*Task description*. Search the listing for the string "this" and copy every line that contains it.

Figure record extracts
------

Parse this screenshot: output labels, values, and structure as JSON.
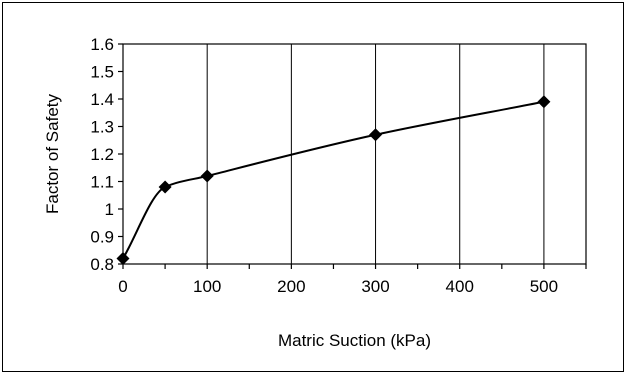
{
  "chart_data": {
    "type": "line",
    "title": "",
    "xlabel": "Matric Suction (kPa)",
    "ylabel": "Factor of Safety",
    "xlim": [
      0,
      550
    ],
    "ylim": [
      0.8,
      1.6
    ],
    "x_ticks": [
      "0",
      "100",
      "200",
      "300",
      "400",
      "500"
    ],
    "y_ticks": [
      "0.8",
      "0.9",
      "1",
      "1.1",
      "1.2",
      "1.3",
      "1.4",
      "1.5",
      "1.6"
    ],
    "x_tick_values": [
      0,
      100,
      200,
      300,
      400,
      500
    ],
    "y_tick_values": [
      0.8,
      0.9,
      1.0,
      1.1,
      1.2,
      1.3,
      1.4,
      1.5,
      1.6
    ],
    "x_minor_step": 50,
    "grid": "vertical",
    "smooth": true,
    "legend": "none",
    "series": [
      {
        "marker": "diamond",
        "color": "#000000",
        "x": [
          0,
          50,
          100,
          300,
          500
        ],
        "y": [
          0.82,
          1.08,
          1.12,
          1.27,
          1.39
        ]
      }
    ]
  }
}
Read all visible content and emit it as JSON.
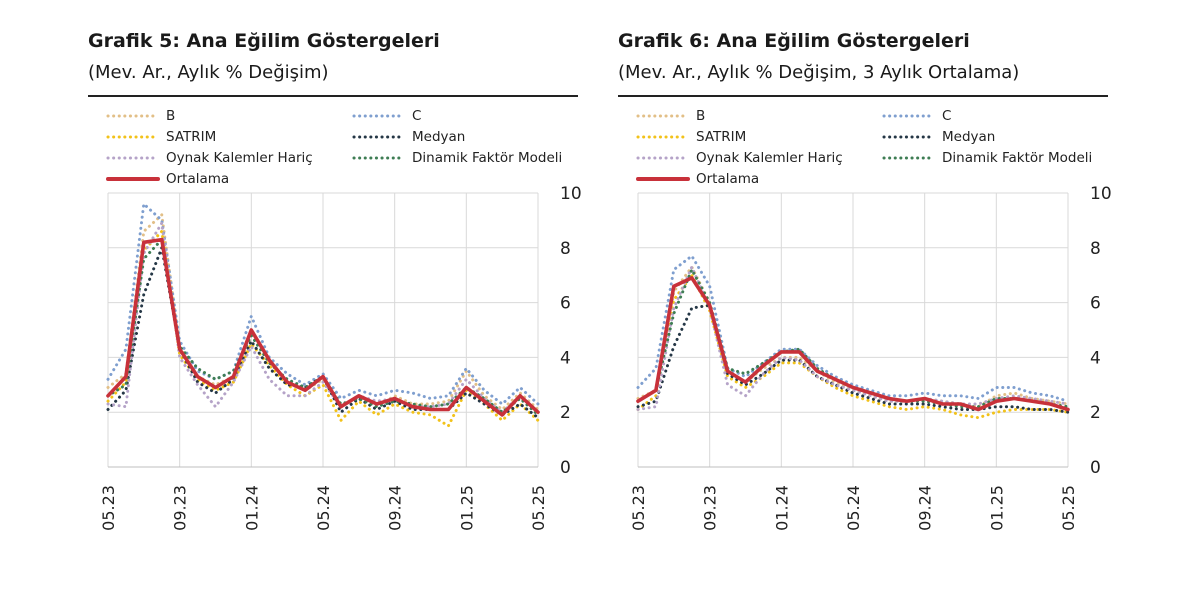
{
  "chart_data": [
    {
      "type": "line",
      "title": "Grafik 5: Ana Eğilim Göstergeleri",
      "subtitle": "(Mev. Ar., Aylık % Değişim)",
      "ylim": [
        0,
        10
      ],
      "yticks": [
        "0",
        "2",
        "4",
        "6",
        "8",
        "10"
      ],
      "xticks": [
        "05.23",
        "09.23",
        "01.24",
        "05.24",
        "09.24",
        "01.25",
        "05.25"
      ],
      "x": [
        "05.23",
        "06.23",
        "07.23",
        "08.23",
        "09.23",
        "10.23",
        "11.23",
        "12.23",
        "01.24",
        "02.24",
        "03.24",
        "04.24",
        "05.24",
        "06.24",
        "07.24",
        "08.24",
        "09.24",
        "10.24",
        "11.24",
        "12.24",
        "01.25",
        "02.25",
        "03.25",
        "04.25",
        "05.25"
      ],
      "series": [
        {
          "name": "B",
          "color": "#e2bf87",
          "style": "dotted",
          "values": [
            2.9,
            3.4,
            8.6,
            9.2,
            4.4,
            3.3,
            3.0,
            3.3,
            4.8,
            3.9,
            3.1,
            2.8,
            3.2,
            2.2,
            2.6,
            2.2,
            2.6,
            2.3,
            2.3,
            2.4,
            3.5,
            2.6,
            2.1,
            2.7,
            2.1
          ]
        },
        {
          "name": "C",
          "color": "#7f9fcf",
          "style": "dotted",
          "values": [
            3.2,
            4.3,
            9.6,
            9.0,
            4.6,
            3.5,
            3.2,
            3.5,
            5.5,
            4.0,
            3.4,
            3.0,
            3.4,
            2.5,
            2.8,
            2.6,
            2.8,
            2.7,
            2.5,
            2.6,
            3.6,
            2.8,
            2.3,
            2.9,
            2.3
          ]
        },
        {
          "name": "SATRIM",
          "color": "#f2c21a",
          "style": "dotted",
          "values": [
            2.4,
            3.1,
            7.9,
            8.6,
            4.1,
            3.2,
            2.8,
            3.1,
            4.5,
            3.7,
            3.0,
            2.6,
            3.0,
            1.7,
            2.4,
            1.9,
            2.3,
            2.0,
            1.9,
            1.5,
            2.8,
            2.3,
            1.7,
            2.3,
            1.7
          ]
        },
        {
          "name": "Medyan",
          "color": "#253746",
          "style": "dotted",
          "values": [
            2.1,
            2.8,
            6.3,
            8.0,
            4.3,
            3.1,
            2.7,
            3.2,
            4.6,
            3.6,
            3.0,
            2.9,
            3.3,
            2.0,
            2.5,
            2.1,
            2.4,
            2.1,
            2.1,
            2.1,
            2.7,
            2.3,
            1.9,
            2.3,
            1.8
          ]
        },
        {
          "name": "Oynak Kalemler Hariç",
          "color": "#b5a3c8",
          "style": "dotted",
          "values": [
            2.3,
            2.2,
            7.8,
            8.9,
            4.0,
            3.0,
            2.2,
            3.1,
            4.4,
            3.2,
            2.6,
            2.6,
            3.1,
            2.2,
            2.6,
            2.4,
            2.5,
            2.2,
            2.2,
            2.3,
            3.2,
            2.5,
            2.0,
            2.6,
            2.0
          ]
        },
        {
          "name": "Dinamik Faktör Modeli",
          "color": "#3e7d54",
          "style": "dotted",
          "values": [
            2.6,
            3.0,
            7.6,
            8.3,
            4.4,
            3.6,
            3.2,
            3.5,
            4.8,
            3.8,
            3.2,
            2.9,
            3.3,
            2.3,
            2.5,
            2.2,
            2.4,
            2.3,
            2.2,
            2.3,
            2.9,
            2.5,
            2.0,
            2.5,
            1.9
          ]
        },
        {
          "name": "Ortalama",
          "color": "#c8313a",
          "style": "solid",
          "values": [
            2.6,
            3.3,
            8.2,
            8.3,
            4.3,
            3.3,
            2.9,
            3.3,
            5.0,
            3.9,
            3.1,
            2.8,
            3.3,
            2.2,
            2.6,
            2.3,
            2.5,
            2.2,
            2.1,
            2.1,
            2.9,
            2.4,
            1.9,
            2.6,
            2.0
          ]
        }
      ],
      "legend": [
        {
          "label": "B",
          "series": "B"
        },
        {
          "label": "C",
          "series": "C"
        },
        {
          "label": "SATRIM",
          "series": "SATRIM"
        },
        {
          "label": "Medyan",
          "series": "Medyan"
        },
        {
          "label": "Oynak Kalemler Hariç",
          "series": "Oynak Kalemler Hariç"
        },
        {
          "label": "Dinamik Faktör Modeli",
          "series": "Dinamik Faktör Modeli"
        },
        {
          "label": "Ortalama",
          "series": "Ortalama"
        }
      ]
    },
    {
      "type": "line",
      "title": "Grafik 6: Ana Eğilim Göstergeleri",
      "subtitle": "(Mev. Ar., Aylık % Değişim, 3 Aylık Ortalama)",
      "ylim": [
        0,
        10
      ],
      "yticks": [
        "0",
        "2",
        "4",
        "6",
        "8",
        "10"
      ],
      "xticks": [
        "05.23",
        "09.23",
        "01.24",
        "05.24",
        "09.24",
        "01.25",
        "05.25"
      ],
      "x": [
        "05.23",
        "06.23",
        "07.23",
        "08.23",
        "09.23",
        "10.23",
        "11.23",
        "12.23",
        "01.24",
        "02.24",
        "03.24",
        "04.24",
        "05.24",
        "06.24",
        "07.24",
        "08.24",
        "09.24",
        "10.24",
        "11.24",
        "12.24",
        "01.25",
        "02.25",
        "03.25",
        "04.25",
        "05.25"
      ],
      "series": [
        {
          "name": "B",
          "color": "#e2bf87",
          "style": "dotted",
          "values": [
            2.5,
            2.8,
            6.4,
            7.3,
            6.0,
            3.4,
            3.1,
            3.6,
            4.0,
            4.0,
            3.5,
            3.1,
            2.8,
            2.6,
            2.4,
            2.4,
            2.5,
            2.4,
            2.3,
            2.2,
            2.6,
            2.7,
            2.5,
            2.4,
            2.3
          ]
        },
        {
          "name": "C",
          "color": "#7f9fcf",
          "style": "dotted",
          "values": [
            2.9,
            3.6,
            7.2,
            7.7,
            6.6,
            3.6,
            3.3,
            3.8,
            4.3,
            4.3,
            3.7,
            3.3,
            3.0,
            2.8,
            2.6,
            2.6,
            2.7,
            2.6,
            2.6,
            2.5,
            2.9,
            2.9,
            2.7,
            2.6,
            2.4
          ]
        },
        {
          "name": "SATRIM",
          "color": "#f2c21a",
          "style": "dotted",
          "values": [
            2.1,
            2.6,
            6.1,
            7.0,
            5.7,
            3.3,
            2.9,
            3.3,
            3.8,
            3.8,
            3.3,
            2.9,
            2.6,
            2.4,
            2.2,
            2.1,
            2.2,
            2.1,
            1.9,
            1.8,
            2.0,
            2.1,
            2.1,
            2.1,
            2.0
          ]
        },
        {
          "name": "Medyan",
          "color": "#253746",
          "style": "dotted",
          "values": [
            2.2,
            2.4,
            4.4,
            5.8,
            5.9,
            3.4,
            3.0,
            3.4,
            3.9,
            3.9,
            3.3,
            3.0,
            2.7,
            2.5,
            2.3,
            2.3,
            2.3,
            2.2,
            2.1,
            2.1,
            2.2,
            2.2,
            2.1,
            2.1,
            2.0
          ]
        },
        {
          "name": "Oynak Kalemler Hariç",
          "color": "#b5a3c8",
          "style": "dotted",
          "values": [
            2.1,
            2.2,
            5.8,
            7.3,
            5.8,
            3.0,
            2.6,
            3.4,
            4.0,
            3.9,
            3.3,
            3.0,
            2.8,
            2.6,
            2.4,
            2.4,
            2.5,
            2.4,
            2.3,
            2.3,
            2.5,
            2.6,
            2.5,
            2.4,
            2.3
          ]
        },
        {
          "name": "Dinamik Faktör Modeli",
          "color": "#3e7d54",
          "style": "dotted",
          "values": [
            2.4,
            2.8,
            5.6,
            7.2,
            6.0,
            3.6,
            3.4,
            3.8,
            4.2,
            4.3,
            3.6,
            3.2,
            2.9,
            2.7,
            2.5,
            2.4,
            2.4,
            2.3,
            2.2,
            2.2,
            2.5,
            2.5,
            2.4,
            2.3,
            2.2
          ]
        },
        {
          "name": "Ortalama",
          "color": "#c8313a",
          "style": "solid",
          "values": [
            2.4,
            2.8,
            6.6,
            6.9,
            5.9,
            3.5,
            3.1,
            3.7,
            4.2,
            4.2,
            3.5,
            3.2,
            2.9,
            2.7,
            2.5,
            2.4,
            2.5,
            2.3,
            2.3,
            2.1,
            2.4,
            2.5,
            2.4,
            2.3,
            2.1
          ]
        }
      ],
      "legend": [
        {
          "label": "B",
          "series": "B"
        },
        {
          "label": "C",
          "series": "C"
        },
        {
          "label": "SATRIM",
          "series": "SATRIM"
        },
        {
          "label": "Medyan",
          "series": "Medyan"
        },
        {
          "label": "Oynak Kalemler Hariç",
          "series": "Oynak Kalemler Hariç"
        },
        {
          "label": "Dinamik Faktör Modeli",
          "series": "Dinamik Faktör Modeli"
        },
        {
          "label": "Ortalama",
          "series": "Ortalama"
        }
      ]
    }
  ]
}
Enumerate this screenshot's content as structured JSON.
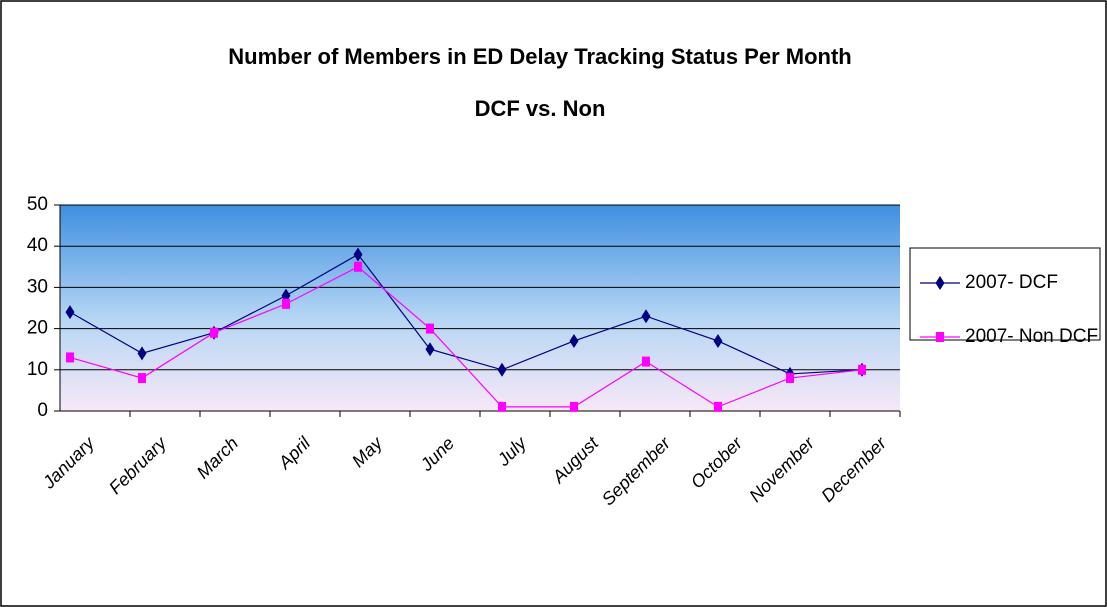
{
  "chart_data": {
    "type": "line",
    "title": "Number of Members in ED Delay Tracking Status Per Month",
    "subtitle": "DCF vs. Non",
    "categories": [
      "January",
      "February",
      "March",
      "April",
      "May",
      "June",
      "July",
      "August",
      "September",
      "October",
      "November",
      "December"
    ],
    "series": [
      {
        "name": "2007- DCF",
        "color": "#000080",
        "marker": "diamond",
        "values": [
          24,
          14,
          19,
          28,
          38,
          15,
          10,
          17,
          23,
          17,
          9,
          10
        ]
      },
      {
        "name": "2007- Non DCF",
        "color": "#ff00ff",
        "marker": "square",
        "values": [
          13,
          8,
          19,
          26,
          35,
          20,
          1,
          1,
          12,
          1,
          8,
          10
        ]
      }
    ],
    "ylim": [
      0,
      50
    ],
    "yticks": [
      0,
      10,
      20,
      30,
      40,
      50
    ],
    "grid": true,
    "legend": "right"
  }
}
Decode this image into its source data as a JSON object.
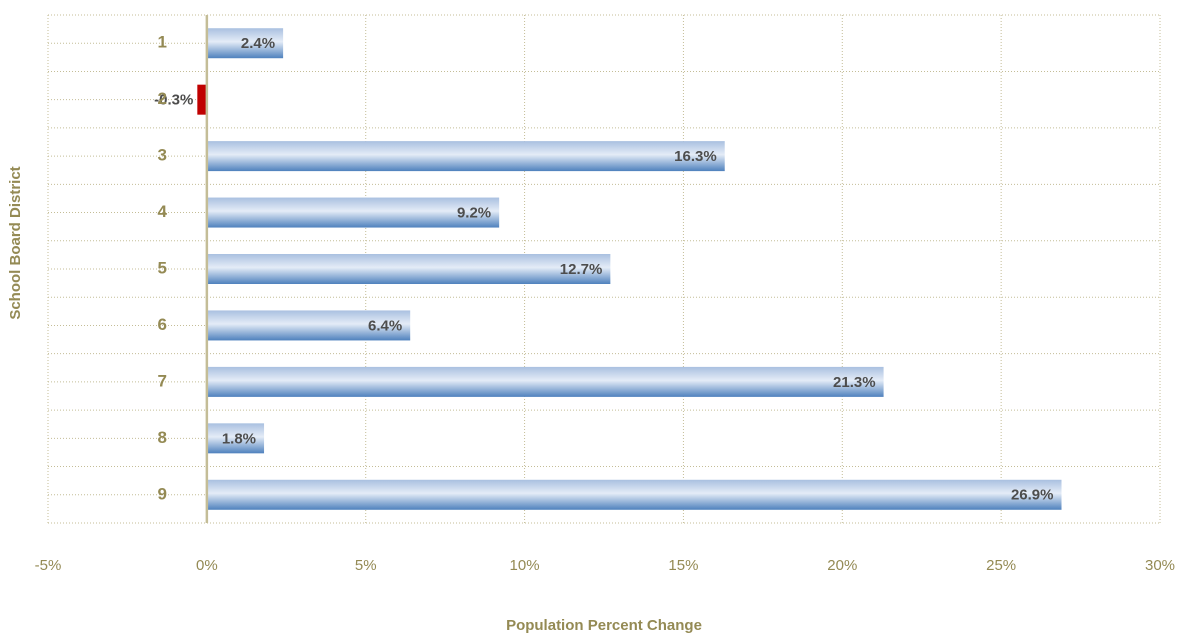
{
  "chart_data": {
    "type": "bar",
    "orientation": "horizontal",
    "x_label": "Population Percent Change",
    "y_label": "School Board District",
    "categories": [
      "1",
      "2",
      "3",
      "4",
      "5",
      "6",
      "7",
      "8",
      "9"
    ],
    "values": [
      2.4,
      -0.3,
      16.3,
      9.2,
      12.7,
      6.4,
      21.3,
      1.8,
      26.9
    ],
    "value_labels": [
      "2.4%",
      "-0.3%",
      "16.3%",
      "9.2%",
      "12.7%",
      "6.4%",
      "21.3%",
      "1.8%",
      "26.9%"
    ],
    "color": "#4f81bd",
    "negative_color": "#c00000",
    "xlim": [
      -5,
      30
    ],
    "xticks": [
      {
        "value": -5,
        "label": "-5%"
      },
      {
        "value": 0,
        "label": "0%"
      },
      {
        "value": 5,
        "label": "5%"
      },
      {
        "value": 10,
        "label": "10%"
      },
      {
        "value": 15,
        "label": "15%"
      },
      {
        "value": 20,
        "label": "20%"
      },
      {
        "value": 25,
        "label": "25%"
      },
      {
        "value": 30,
        "label": "30%"
      }
    ],
    "grid": true
  }
}
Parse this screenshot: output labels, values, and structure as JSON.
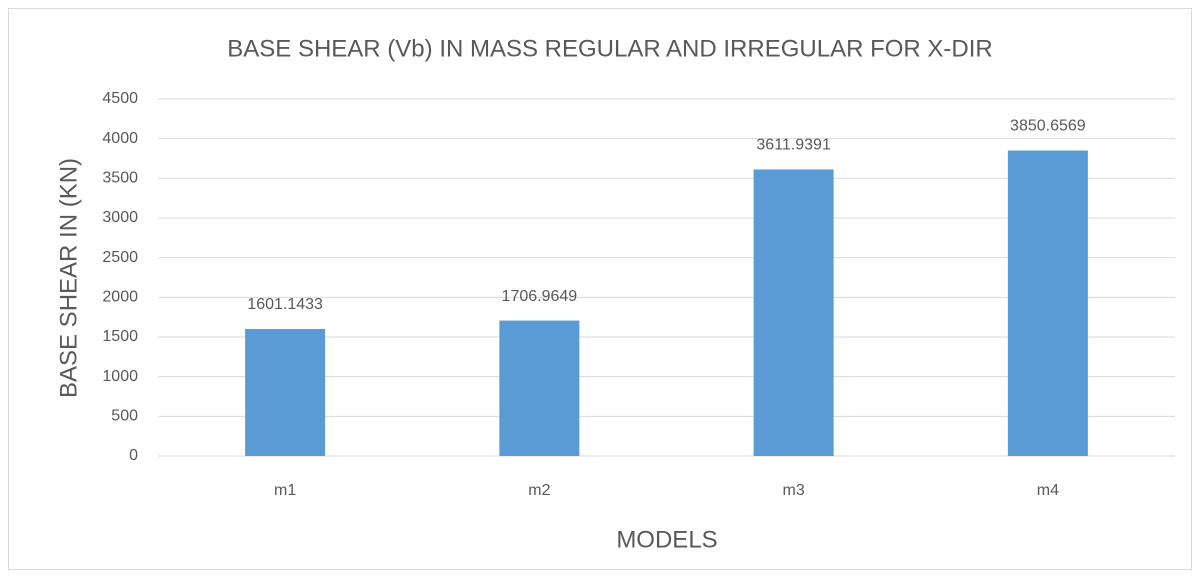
{
  "chart_data": {
    "type": "bar",
    "title": "BASE SHEAR (Vb) IN MASS REGULAR AND IRREGULAR FOR X-DIR",
    "x_label": "MODELS",
    "y_label": "BASE SHEAR IN (KN)",
    "categories": [
      "m1",
      "m2",
      "m3",
      "m4"
    ],
    "values": [
      1601.1433,
      1706.9649,
      3611.9391,
      3850.6569
    ],
    "color": "#5b9bd5",
    "ylim": [
      0,
      4500
    ],
    "yticks": [
      0,
      500,
      1000,
      1500,
      2000,
      2500,
      3000,
      3500,
      4000,
      4500
    ],
    "grid": true
  }
}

------

*Response*.
Parse this screenshot: output labels, values, and structure as JSON.
Enumerate this screenshot's content as structured JSON.
Decode this image into its source data as a JSON object.
Parse this screenshot: output labels, values, and structure as JSON.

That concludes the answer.